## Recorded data

§ §

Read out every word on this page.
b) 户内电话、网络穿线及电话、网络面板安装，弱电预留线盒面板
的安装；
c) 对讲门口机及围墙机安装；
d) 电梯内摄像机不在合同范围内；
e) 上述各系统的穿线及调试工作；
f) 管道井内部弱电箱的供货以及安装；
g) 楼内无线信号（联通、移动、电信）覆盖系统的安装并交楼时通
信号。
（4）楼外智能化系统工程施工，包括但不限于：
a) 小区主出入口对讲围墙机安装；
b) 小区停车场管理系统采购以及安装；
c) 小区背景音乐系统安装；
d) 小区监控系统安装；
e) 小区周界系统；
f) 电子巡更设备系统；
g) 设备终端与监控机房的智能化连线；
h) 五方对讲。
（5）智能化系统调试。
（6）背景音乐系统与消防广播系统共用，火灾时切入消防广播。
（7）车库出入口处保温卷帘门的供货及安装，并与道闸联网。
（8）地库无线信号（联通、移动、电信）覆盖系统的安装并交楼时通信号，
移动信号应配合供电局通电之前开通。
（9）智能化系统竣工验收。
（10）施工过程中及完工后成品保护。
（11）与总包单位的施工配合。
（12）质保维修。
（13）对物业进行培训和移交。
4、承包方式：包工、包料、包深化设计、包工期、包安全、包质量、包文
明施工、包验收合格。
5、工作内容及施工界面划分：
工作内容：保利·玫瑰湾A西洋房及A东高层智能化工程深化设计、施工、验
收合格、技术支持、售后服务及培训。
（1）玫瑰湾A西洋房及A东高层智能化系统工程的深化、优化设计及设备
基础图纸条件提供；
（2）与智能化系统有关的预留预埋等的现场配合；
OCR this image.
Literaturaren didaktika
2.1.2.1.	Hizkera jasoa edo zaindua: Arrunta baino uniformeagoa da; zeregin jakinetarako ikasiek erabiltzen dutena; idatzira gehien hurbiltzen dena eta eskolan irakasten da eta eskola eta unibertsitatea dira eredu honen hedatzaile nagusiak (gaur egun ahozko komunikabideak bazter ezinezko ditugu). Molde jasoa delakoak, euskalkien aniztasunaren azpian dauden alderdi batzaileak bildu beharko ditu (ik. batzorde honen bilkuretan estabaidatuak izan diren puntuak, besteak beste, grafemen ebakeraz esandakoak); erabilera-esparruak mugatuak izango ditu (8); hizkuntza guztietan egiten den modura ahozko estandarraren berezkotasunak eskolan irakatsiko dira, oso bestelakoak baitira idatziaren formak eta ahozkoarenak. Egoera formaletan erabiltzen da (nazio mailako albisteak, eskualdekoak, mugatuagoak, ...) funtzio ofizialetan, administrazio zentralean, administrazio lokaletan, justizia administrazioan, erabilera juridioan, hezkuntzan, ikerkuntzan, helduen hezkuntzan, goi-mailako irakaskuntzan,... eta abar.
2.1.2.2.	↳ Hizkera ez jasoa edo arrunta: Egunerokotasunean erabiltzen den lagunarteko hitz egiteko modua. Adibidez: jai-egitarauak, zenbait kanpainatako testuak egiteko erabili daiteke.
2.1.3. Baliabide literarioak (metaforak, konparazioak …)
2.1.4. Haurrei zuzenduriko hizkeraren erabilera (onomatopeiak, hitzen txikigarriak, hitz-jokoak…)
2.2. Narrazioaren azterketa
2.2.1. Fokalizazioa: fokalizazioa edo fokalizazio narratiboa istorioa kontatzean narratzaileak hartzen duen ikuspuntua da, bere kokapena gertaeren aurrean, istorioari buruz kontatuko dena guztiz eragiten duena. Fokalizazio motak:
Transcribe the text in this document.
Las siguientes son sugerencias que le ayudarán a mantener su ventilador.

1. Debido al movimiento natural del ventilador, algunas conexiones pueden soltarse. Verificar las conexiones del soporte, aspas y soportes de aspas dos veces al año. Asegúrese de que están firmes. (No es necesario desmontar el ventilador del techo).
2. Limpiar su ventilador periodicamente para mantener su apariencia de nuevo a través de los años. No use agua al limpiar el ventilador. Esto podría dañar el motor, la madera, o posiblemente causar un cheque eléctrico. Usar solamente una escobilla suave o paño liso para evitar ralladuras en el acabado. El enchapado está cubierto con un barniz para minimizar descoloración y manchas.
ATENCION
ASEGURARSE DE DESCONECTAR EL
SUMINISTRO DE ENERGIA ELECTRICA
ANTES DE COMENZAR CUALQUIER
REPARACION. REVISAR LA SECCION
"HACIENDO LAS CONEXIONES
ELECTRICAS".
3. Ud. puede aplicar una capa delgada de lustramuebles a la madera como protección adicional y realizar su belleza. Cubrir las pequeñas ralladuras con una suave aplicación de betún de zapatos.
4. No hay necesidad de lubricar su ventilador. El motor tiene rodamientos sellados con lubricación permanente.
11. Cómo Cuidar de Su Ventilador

§ §

## YOUR OBJECTIVE
Output the entries verbatim.

## WRITTEN SOLUTION
Read out every word on this page.
b) 户内电话、网络穿线及电话、网络面板安装，弱电预留线盒面板
的安装；
c) 对讲门口机及围墙机安装；
d) 电梯内摄像机不在合同范围内；
e) 上述各系统的穿线及调试工作；
f) 管道井内部弱电箱的供货以及安装；
g) 楼内无线信号（联通、移动、电信）覆盖系统的安装并交楼时通
信号。
（4）楼外智能化系统工程施工，包括但不限于：
a) 小区主出入口对讲围墙机安装；
b) 小区停车场管理系统采购以及安装；
c) 小区背景音乐系统安装；
d) 小区监控系统安装；
e) 小区周界系统；
f) 电子巡更设备系统；
g) 设备终端与监控机房的智能化连线；
h) 五方对讲。
（5）智能化系统调试。
（6）背景音乐系统与消防广播系统共用，火灾时切入消防广播。
（7）车库出入口处保温卷帘门的供货及安装，并与道闸联网。
（8）地库无线信号（联通、移动、电信）覆盖系统的安装并交楼时通信号，
移动信号应配合供电局通电之前开通。
（9）智能化系统竣工验收。
（10）施工过程中及完工后成品保护。
（11）与总包单位的施工配合。
（12）质保维修。
（13）对物业进行培训和移交。
4、承包方式：包工、包料、包深化设计、包工期、包安全、包质量、包文
明施工、包验收合格。
5、工作内容及施工界面划分：
工作内容：保利·玫瑰湾A西洋房及A东高层智能化工程深化设计、施工、验
收合格、技术支持、售后服务及培训。
（1）玫瑰湾A西洋房及A东高层智能化系统工程的深化、优化设计及设备
基础图纸条件提供；
（2）与智能化系统有关的预留预埋等的现场配合；
OCR this image.
Literaturaren didaktika
2.1.2.1.	Hizkera jasoa edo zaindua: Arrunta baino uniformeagoa da; zeregin jakinetarako ikasiek erabiltzen dutena; idatzira gehien hurbiltzen dena eta eskolan irakasten da eta eskola eta unibertsitatea dira eredu honen hedatzaile nagusiak (gaur egun ahozko komunikabideak bazter ezinezko ditugu). Molde jasoa delakoak, euskalkien aniztasunaren azpian dauden alderdi batzaileak bildu beharko ditu (ik. batzorde honen bilkuretan estabaidatuak izan diren puntuak, besteak beste, grafemen ebakeraz esandakoak); erabilera-esparruak mugatuak izango ditu (8); hizkuntza guztietan egiten den modura ahozko estandarraren berezkotasunak eskolan irakatsiko dira, oso bestelakoak baitira idatziaren formak eta ahozkoarenak. Egoera formaletan erabiltzen da (nazio mailako albisteak, eskualdekoak, mugatuagoak, ...) funtzio ofizialetan, administrazio zentralean, administrazio lokaletan, justizia administrazioan, erabilera juridioan, hezkuntzan, ikerkuntzan, helduen hezkuntzan, goi-mailako irakaskuntzan,... eta abar.
2.1.2.2.	↳ Hizkera ez jasoa edo arrunta: Egunerokotasunean erabiltzen den lagunarteko hitz egiteko modua. Adibidez: jai-egitarauak, zenbait kanpainatako testuak egiteko erabili daiteke.
2.1.3. Baliabide literarioak (metaforak, konparazioak …)
2.1.4. Haurrei zuzenduriko hizkeraren erabilera (onomatopeiak, hitzen txikigarriak, hitz-jokoak…)
2.2. Narrazioaren azterketa
2.2.1. Fokalizazioa: fokalizazioa edo fokalizazio narratiboa istorioa kontatzean narratzaileak hartzen duen ikuspuntua da, bere kokapena gertaeren aurrean, istorioari buruz kontatuko dena guztiz eragiten duena. Fokalizazio motak:
Transcribe the text in this document.
Las siguientes son sugerencias que le ayudarán a mantener su ventilador.

1. Debido al movimiento natural del ventilador, algunas conexiones pueden soltarse. Verificar las conexiones del soporte, aspas y soportes de aspas dos veces al año. Asegúrese de que están firmes. (No es necesario desmontar el ventilador del techo).
2. Limpiar su ventilador periodicamente para mantener su apariencia de nuevo a través de los años. No use agua al limpiar el ventilador. Esto podría dañar el motor, la madera, o posiblemente causar un cheque eléctrico. Usar solamente una escobilla suave o paño liso para evitar ralladuras en el acabado. El enchapado está cubierto con un barniz para minimizar descoloración y manchas.
ATENCION
ASEGURARSE DE DESCONECTAR EL
SUMINISTRO DE ENERGIA ELECTRICA
ANTES DE COMENZAR CUALQUIER
REPARACION. REVISAR LA SECCION
"HACIENDO LAS CONEXIONES
ELECTRICAS".
3. Ud. puede aplicar una capa delgada de lustramuebles a la madera como protección adicional y realizar su belleza. Cubrir las pequeñas ralladuras con una suave aplicación de betún de zapatos.
4. No hay necesidad de lubricar su ventilador. El motor tiene rodamientos sellados con lubricación permanente.
11. Cómo Cuidar de Su Ventilador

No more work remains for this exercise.